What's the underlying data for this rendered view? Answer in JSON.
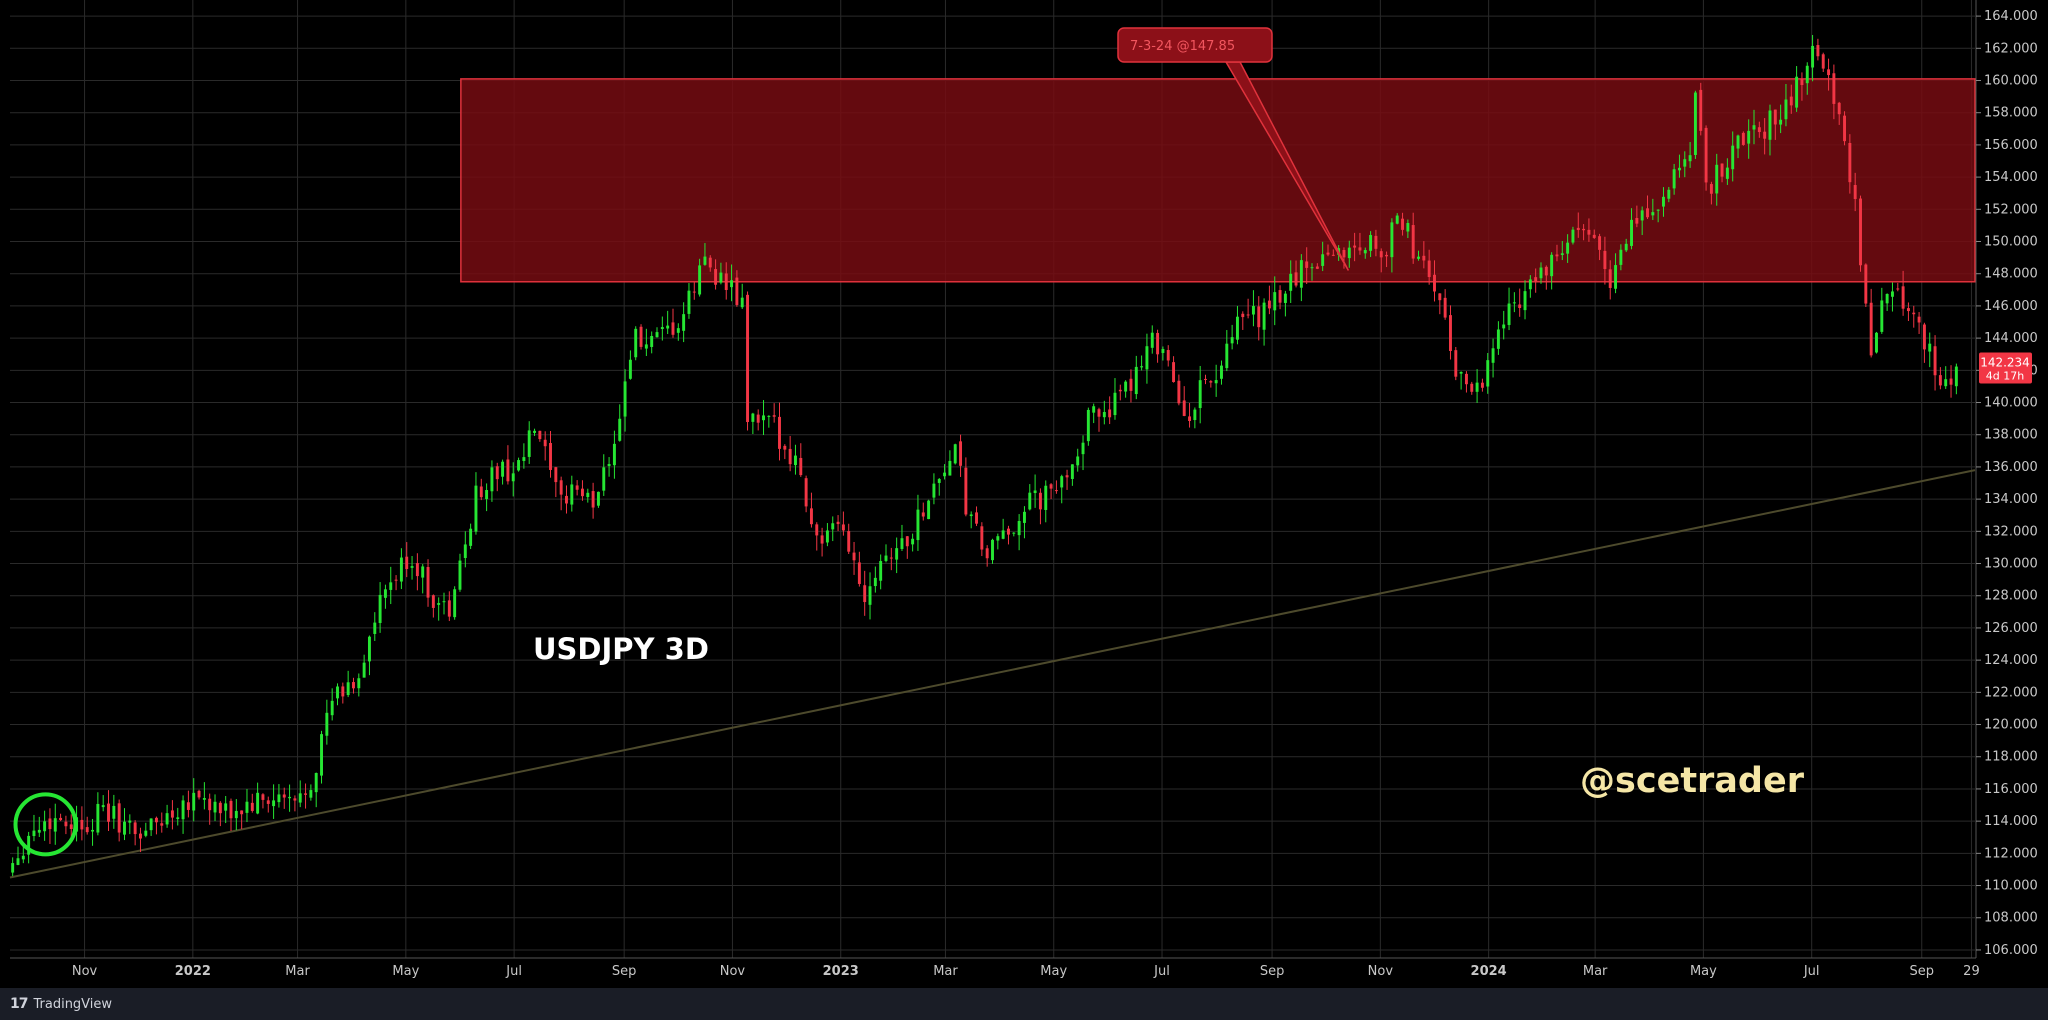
{
  "chart_data": {
    "type": "candlestick",
    "symbol_label": "USDJPY 3D",
    "watermark": "@scetrader",
    "price_axis": {
      "ticks": [
        "164.000",
        "162.000",
        "160.000",
        "158.000",
        "156.000",
        "154.000",
        "152.000",
        "150.000",
        "148.000",
        "146.000",
        "144.000",
        "142.000",
        "140.000",
        "138.000",
        "136.000",
        "134.000",
        "132.000",
        "130.000",
        "128.000",
        "126.000",
        "124.000",
        "122.000",
        "120.000",
        "118.000",
        "116.000",
        "114.000",
        "112.000",
        "110.000",
        "108.000",
        "106.000"
      ],
      "ylim": [
        105.5,
        165.0
      ]
    },
    "time_axis": {
      "ticks": [
        {
          "label": "Nov",
          "date": "2021-11-01"
        },
        {
          "label": "2022",
          "date": "2022-01-01"
        },
        {
          "label": "Mar",
          "date": "2022-03-01"
        },
        {
          "label": "May",
          "date": "2022-05-01"
        },
        {
          "label": "Jul",
          "date": "2022-07-01"
        },
        {
          "label": "Sep",
          "date": "2022-09-01"
        },
        {
          "label": "Nov",
          "date": "2022-11-01"
        },
        {
          "label": "2023",
          "date": "2023-01-01"
        },
        {
          "label": "Mar",
          "date": "2023-03-01"
        },
        {
          "label": "May",
          "date": "2023-05-01"
        },
        {
          "label": "Jul",
          "date": "2023-07-01"
        },
        {
          "label": "Sep",
          "date": "2023-09-01"
        },
        {
          "label": "Nov",
          "date": "2023-11-01"
        },
        {
          "label": "2024",
          "date": "2024-01-01"
        },
        {
          "label": "Mar",
          "date": "2024-03-01"
        },
        {
          "label": "May",
          "date": "2024-05-01"
        },
        {
          "label": "Jul",
          "date": "2024-07-01"
        },
        {
          "label": "Sep",
          "date": "2024-09-01"
        },
        {
          "label": "29",
          "date": "2024-09-29"
        }
      ],
      "xlim": [
        "2021-09-20",
        "2024-10-01"
      ]
    },
    "close_path": [
      [
        "2021-09-20",
        111.0
      ],
      [
        "2021-10-04",
        113.5
      ],
      [
        "2021-10-18",
        114.2
      ],
      [
        "2021-11-01",
        113.8
      ],
      [
        "2021-11-15",
        114.6
      ],
      [
        "2021-12-01",
        113.2
      ],
      [
        "2021-12-15",
        114.0
      ],
      [
        "2022-01-04",
        115.8
      ],
      [
        "2022-01-20",
        114.3
      ],
      [
        "2022-02-05",
        115.0
      ],
      [
        "2022-02-20",
        115.3
      ],
      [
        "2022-03-01",
        115.0
      ],
      [
        "2022-03-10",
        116.5
      ],
      [
        "2022-03-22",
        121.5
      ],
      [
        "2022-04-05",
        122.8
      ],
      [
        "2022-04-20",
        128.0
      ],
      [
        "2022-05-05",
        130.5
      ],
      [
        "2022-05-20",
        127.5
      ],
      [
        "2022-05-28",
        127.0
      ],
      [
        "2022-06-10",
        134.0
      ],
      [
        "2022-06-20",
        135.5
      ],
      [
        "2022-07-05",
        136.0
      ],
      [
        "2022-07-15",
        138.5
      ],
      [
        "2022-07-28",
        133.5
      ],
      [
        "2022-08-05",
        135.0
      ],
      [
        "2022-08-15",
        133.5
      ],
      [
        "2022-08-30",
        138.5
      ],
      [
        "2022-09-07",
        144.0
      ],
      [
        "2022-09-20",
        143.5
      ],
      [
        "2022-10-05",
        145.0
      ],
      [
        "2022-10-18",
        149.0
      ],
      [
        "2022-10-28",
        147.5
      ],
      [
        "2022-11-08",
        146.0
      ],
      [
        "2022-11-11",
        139.0
      ],
      [
        "2022-11-25",
        138.5
      ],
      [
        "2022-12-08",
        136.5
      ],
      [
        "2022-12-20",
        131.5
      ],
      [
        "2023-01-05",
        132.0
      ],
      [
        "2023-01-15",
        128.0
      ],
      [
        "2023-01-25",
        130.5
      ],
      [
        "2023-02-10",
        131.5
      ],
      [
        "2023-02-22",
        134.5
      ],
      [
        "2023-03-08",
        137.0
      ],
      [
        "2023-03-15",
        133.0
      ],
      [
        "2023-03-25",
        130.5
      ],
      [
        "2023-04-05",
        131.5
      ],
      [
        "2023-04-15",
        133.5
      ],
      [
        "2023-04-25",
        134.0
      ],
      [
        "2023-05-05",
        134.5
      ],
      [
        "2023-05-25",
        139.5
      ],
      [
        "2023-06-10",
        140.0
      ],
      [
        "2023-06-25",
        144.0
      ],
      [
        "2023-07-05",
        143.5
      ],
      [
        "2023-07-14",
        138.5
      ],
      [
        "2023-07-25",
        141.0
      ],
      [
        "2023-08-05",
        142.0
      ],
      [
        "2023-08-15",
        145.0
      ],
      [
        "2023-08-30",
        145.5
      ],
      [
        "2023-09-15",
        147.8
      ],
      [
        "2023-09-30",
        149.2
      ],
      [
        "2023-10-15",
        149.5
      ],
      [
        "2023-10-28",
        150.0
      ],
      [
        "2023-11-05",
        149.5
      ],
      [
        "2023-11-14",
        151.5
      ],
      [
        "2023-11-25",
        148.5
      ],
      [
        "2023-12-05",
        147.0
      ],
      [
        "2023-12-14",
        142.0
      ],
      [
        "2023-12-28",
        141.0
      ],
      [
        "2024-01-10",
        145.0
      ],
      [
        "2024-01-25",
        147.5
      ],
      [
        "2024-02-08",
        148.5
      ],
      [
        "2024-02-20",
        150.5
      ],
      [
        "2024-03-05",
        149.8
      ],
      [
        "2024-03-12",
        147.5
      ],
      [
        "2024-03-25",
        151.3
      ],
      [
        "2024-04-10",
        152.5
      ],
      [
        "2024-04-25",
        155.5
      ],
      [
        "2024-04-29",
        159.5
      ],
      [
        "2024-05-05",
        153.0
      ],
      [
        "2024-05-20",
        156.0
      ],
      [
        "2024-06-05",
        157.0
      ],
      [
        "2024-06-20",
        158.5
      ],
      [
        "2024-07-02",
        161.7
      ],
      [
        "2024-07-10",
        161.5
      ],
      [
        "2024-07-15",
        158.5
      ],
      [
        "2024-07-25",
        154.0
      ],
      [
        "2024-08-05",
        143.0
      ],
      [
        "2024-08-15",
        147.5
      ],
      [
        "2024-08-30",
        145.5
      ],
      [
        "2024-09-10",
        142.0
      ],
      [
        "2024-09-15",
        140.5
      ],
      [
        "2024-09-20",
        142.234
      ]
    ],
    "resistance_zone": {
      "from": "2022-06-01",
      "low": 147.5,
      "high": 160.1
    },
    "trendline": [
      [
        "2021-09-20",
        110.5
      ],
      [
        "2024-10-01",
        135.8
      ]
    ],
    "annotation": {
      "text": "7-3-24 @147.85",
      "date": "2023-10-14",
      "price": 148.2
    },
    "last_price": {
      "value": "142.234",
      "countdown": "4d 17h"
    },
    "highlight_circle": {
      "date": "2021-10-10",
      "price": 113.8
    }
  },
  "footer": {
    "brand": "TradingView",
    "logo": "17"
  },
  "colors": {
    "up": "#26e633",
    "down": "#f23645",
    "zone_fill": "#7a0c12",
    "zone_edge": "#e0323c",
    "grid": "#2a2a2a",
    "trend": "#4d4a2c",
    "watermark": "#f5e6a6",
    "circle": "#26e633"
  }
}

> TASK TO CARRY OUT:
Where a line holds the string "watermark", copy that line.

> OUTPUT FOR THIS TASK:
    "watermark": "@scetrader",
    "watermark": "#f5e6a6",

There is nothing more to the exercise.